## [Given entries]
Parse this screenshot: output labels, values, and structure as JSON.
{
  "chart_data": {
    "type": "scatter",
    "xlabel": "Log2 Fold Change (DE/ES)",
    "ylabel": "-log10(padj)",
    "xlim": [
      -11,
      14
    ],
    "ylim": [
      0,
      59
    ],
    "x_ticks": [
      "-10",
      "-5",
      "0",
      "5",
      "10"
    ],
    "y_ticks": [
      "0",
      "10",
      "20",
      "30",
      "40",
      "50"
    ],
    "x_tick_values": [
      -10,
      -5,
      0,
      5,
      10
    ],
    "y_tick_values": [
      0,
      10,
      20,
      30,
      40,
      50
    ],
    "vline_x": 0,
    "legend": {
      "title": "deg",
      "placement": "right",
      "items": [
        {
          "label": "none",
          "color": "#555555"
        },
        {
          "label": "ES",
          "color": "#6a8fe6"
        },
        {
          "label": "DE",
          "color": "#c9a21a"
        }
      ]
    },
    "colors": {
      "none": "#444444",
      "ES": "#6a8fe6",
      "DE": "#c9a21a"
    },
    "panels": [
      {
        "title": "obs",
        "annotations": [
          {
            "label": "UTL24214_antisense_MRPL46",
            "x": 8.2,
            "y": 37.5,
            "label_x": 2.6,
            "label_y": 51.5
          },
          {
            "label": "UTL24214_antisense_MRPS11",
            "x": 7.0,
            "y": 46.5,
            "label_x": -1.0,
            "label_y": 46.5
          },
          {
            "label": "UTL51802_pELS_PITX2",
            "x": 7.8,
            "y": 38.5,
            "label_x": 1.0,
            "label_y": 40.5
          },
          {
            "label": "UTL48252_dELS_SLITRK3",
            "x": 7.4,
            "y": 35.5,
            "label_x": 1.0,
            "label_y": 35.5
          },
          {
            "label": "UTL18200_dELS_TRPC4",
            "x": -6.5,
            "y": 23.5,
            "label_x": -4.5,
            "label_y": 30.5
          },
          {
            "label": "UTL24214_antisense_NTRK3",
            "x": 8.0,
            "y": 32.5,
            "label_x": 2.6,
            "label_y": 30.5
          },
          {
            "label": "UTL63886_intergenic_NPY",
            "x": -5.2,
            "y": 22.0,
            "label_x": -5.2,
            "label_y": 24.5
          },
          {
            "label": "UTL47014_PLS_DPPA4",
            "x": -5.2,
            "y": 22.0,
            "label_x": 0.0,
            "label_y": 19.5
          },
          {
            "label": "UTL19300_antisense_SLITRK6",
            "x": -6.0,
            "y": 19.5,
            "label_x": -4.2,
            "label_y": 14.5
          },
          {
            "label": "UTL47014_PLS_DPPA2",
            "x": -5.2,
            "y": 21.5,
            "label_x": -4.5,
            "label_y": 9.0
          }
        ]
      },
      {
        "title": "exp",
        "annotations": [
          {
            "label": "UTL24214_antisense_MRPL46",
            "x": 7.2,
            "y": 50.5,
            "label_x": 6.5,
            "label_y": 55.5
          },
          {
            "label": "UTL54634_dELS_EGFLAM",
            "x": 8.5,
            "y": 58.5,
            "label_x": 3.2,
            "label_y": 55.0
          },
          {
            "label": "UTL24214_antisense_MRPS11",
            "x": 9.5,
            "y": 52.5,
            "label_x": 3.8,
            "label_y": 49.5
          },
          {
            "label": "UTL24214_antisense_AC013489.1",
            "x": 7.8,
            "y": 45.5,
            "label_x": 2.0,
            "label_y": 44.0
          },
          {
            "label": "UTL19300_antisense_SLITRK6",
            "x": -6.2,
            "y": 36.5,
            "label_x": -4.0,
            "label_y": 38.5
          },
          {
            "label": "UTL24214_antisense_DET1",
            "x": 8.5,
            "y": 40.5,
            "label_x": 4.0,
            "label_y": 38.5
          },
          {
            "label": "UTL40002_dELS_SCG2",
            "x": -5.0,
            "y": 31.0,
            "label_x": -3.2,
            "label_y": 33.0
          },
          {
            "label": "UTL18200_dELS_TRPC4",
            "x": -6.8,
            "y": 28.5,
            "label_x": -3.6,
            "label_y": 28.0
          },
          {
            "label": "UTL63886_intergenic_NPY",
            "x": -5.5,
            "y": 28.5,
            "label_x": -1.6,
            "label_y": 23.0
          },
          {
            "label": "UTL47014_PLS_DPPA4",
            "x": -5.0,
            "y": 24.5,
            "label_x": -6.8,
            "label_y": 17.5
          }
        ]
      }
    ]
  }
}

## [What is needed]
Your task is to transcribe the listing above in full, exactly as given.

## [The result]
Parse this screenshot: output labels, values, and structure as JSON.
{
  "chart_data": {
    "type": "scatter",
    "xlabel": "Log2 Fold Change (DE/ES)",
    "ylabel": "-log10(padj)",
    "xlim": [
      -11,
      14
    ],
    "ylim": [
      0,
      59
    ],
    "x_ticks": [
      "-10",
      "-5",
      "0",
      "5",
      "10"
    ],
    "y_ticks": [
      "0",
      "10",
      "20",
      "30",
      "40",
      "50"
    ],
    "x_tick_values": [
      -10,
      -5,
      0,
      5,
      10
    ],
    "y_tick_values": [
      0,
      10,
      20,
      30,
      40,
      50
    ],
    "vline_x": 0,
    "legend": {
      "title": "deg",
      "placement": "right",
      "items": [
        {
          "label": "none",
          "color": "#555555"
        },
        {
          "label": "ES",
          "color": "#6a8fe6"
        },
        {
          "label": "DE",
          "color": "#c9a21a"
        }
      ]
    },
    "colors": {
      "none": "#444444",
      "ES": "#6a8fe6",
      "DE": "#c9a21a"
    },
    "panels": [
      {
        "title": "obs",
        "annotations": [
          {
            "label": "UTL24214_antisense_MRPL46",
            "x": 8.2,
            "y": 37.5,
            "label_x": 2.6,
            "label_y": 51.5
          },
          {
            "label": "UTL24214_antisense_MRPS11",
            "x": 7.0,
            "y": 46.5,
            "label_x": -1.0,
            "label_y": 46.5
          },
          {
            "label": "UTL51802_pELS_PITX2",
            "x": 7.8,
            "y": 38.5,
            "label_x": 1.0,
            "label_y": 40.5
          },
          {
            "label": "UTL48252_dELS_SLITRK3",
            "x": 7.4,
            "y": 35.5,
            "label_x": 1.0,
            "label_y": 35.5
          },
          {
            "label": "UTL18200_dELS_TRPC4",
            "x": -6.5,
            "y": 23.5,
            "label_x": -4.5,
            "label_y": 30.5
          },
          {
            "label": "UTL24214_antisense_NTRK3",
            "x": 8.0,
            "y": 32.5,
            "label_x": 2.6,
            "label_y": 30.5
          },
          {
            "label": "UTL63886_intergenic_NPY",
            "x": -5.2,
            "y": 22.0,
            "label_x": -5.2,
            "label_y": 24.5
          },
          {
            "label": "UTL47014_PLS_DPPA4",
            "x": -5.2,
            "y": 22.0,
            "label_x": 0.0,
            "label_y": 19.5
          },
          {
            "label": "UTL19300_antisense_SLITRK6",
            "x": -6.0,
            "y": 19.5,
            "label_x": -4.2,
            "label_y": 14.5
          },
          {
            "label": "UTL47014_PLS_DPPA2",
            "x": -5.2,
            "y": 21.5,
            "label_x": -4.5,
            "label_y": 9.0
          }
        ]
      },
      {
        "title": "exp",
        "annotations": [
          {
            "label": "UTL24214_antisense_MRPL46",
            "x": 7.2,
            "y": 50.5,
            "label_x": 6.5,
            "label_y": 55.5
          },
          {
            "label": "UTL54634_dELS_EGFLAM",
            "x": 8.5,
            "y": 58.5,
            "label_x": 3.2,
            "label_y": 55.0
          },
          {
            "label": "UTL24214_antisense_MRPS11",
            "x": 9.5,
            "y": 52.5,
            "label_x": 3.8,
            "label_y": 49.5
          },
          {
            "label": "UTL24214_antisense_AC013489.1",
            "x": 7.8,
            "y": 45.5,
            "label_x": 2.0,
            "label_y": 44.0
          },
          {
            "label": "UTL19300_antisense_SLITRK6",
            "x": -6.2,
            "y": 36.5,
            "label_x": -4.0,
            "label_y": 38.5
          },
          {
            "label": "UTL24214_antisense_DET1",
            "x": 8.5,
            "y": 40.5,
            "label_x": 4.0,
            "label_y": 38.5
          },
          {
            "label": "UTL40002_dELS_SCG2",
            "x": -5.0,
            "y": 31.0,
            "label_x": -3.2,
            "label_y": 33.0
          },
          {
            "label": "UTL18200_dELS_TRPC4",
            "x": -6.8,
            "y": 28.5,
            "label_x": -3.6,
            "label_y": 28.0
          },
          {
            "label": "UTL63886_intergenic_NPY",
            "x": -5.5,
            "y": 28.5,
            "label_x": -1.6,
            "label_y": 23.0
          },
          {
            "label": "UTL47014_PLS_DPPA4",
            "x": -5.0,
            "y": 24.5,
            "label_x": -6.8,
            "label_y": 17.5
          }
        ]
      }
    ]
  }
}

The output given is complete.